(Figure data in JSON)
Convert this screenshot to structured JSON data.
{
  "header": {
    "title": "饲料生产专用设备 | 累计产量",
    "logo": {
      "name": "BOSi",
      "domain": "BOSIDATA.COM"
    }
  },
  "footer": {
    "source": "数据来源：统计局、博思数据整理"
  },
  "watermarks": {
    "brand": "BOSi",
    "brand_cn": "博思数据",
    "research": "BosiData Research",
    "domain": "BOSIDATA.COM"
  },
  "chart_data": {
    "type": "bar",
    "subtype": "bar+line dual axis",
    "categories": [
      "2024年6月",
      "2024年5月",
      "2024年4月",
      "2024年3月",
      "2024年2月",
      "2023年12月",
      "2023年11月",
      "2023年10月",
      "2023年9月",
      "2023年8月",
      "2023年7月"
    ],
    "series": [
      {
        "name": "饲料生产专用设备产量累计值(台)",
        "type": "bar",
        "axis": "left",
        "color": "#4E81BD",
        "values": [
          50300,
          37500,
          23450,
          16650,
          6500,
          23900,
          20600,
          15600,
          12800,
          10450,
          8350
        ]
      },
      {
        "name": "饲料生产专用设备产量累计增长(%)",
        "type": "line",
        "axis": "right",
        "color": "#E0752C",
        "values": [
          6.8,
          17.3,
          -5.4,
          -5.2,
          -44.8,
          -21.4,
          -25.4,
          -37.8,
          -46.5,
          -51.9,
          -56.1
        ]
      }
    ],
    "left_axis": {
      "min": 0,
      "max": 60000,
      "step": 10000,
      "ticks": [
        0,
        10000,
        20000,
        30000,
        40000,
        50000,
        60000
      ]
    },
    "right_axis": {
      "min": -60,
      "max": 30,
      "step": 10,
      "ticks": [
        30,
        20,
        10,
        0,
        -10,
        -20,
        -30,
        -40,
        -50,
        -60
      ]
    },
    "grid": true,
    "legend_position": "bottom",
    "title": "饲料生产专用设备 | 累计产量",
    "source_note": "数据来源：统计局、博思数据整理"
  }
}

» Work to complete: Of the lines above, how many hold the word "博思数据整理"? Say the number alone.

» Answer: 2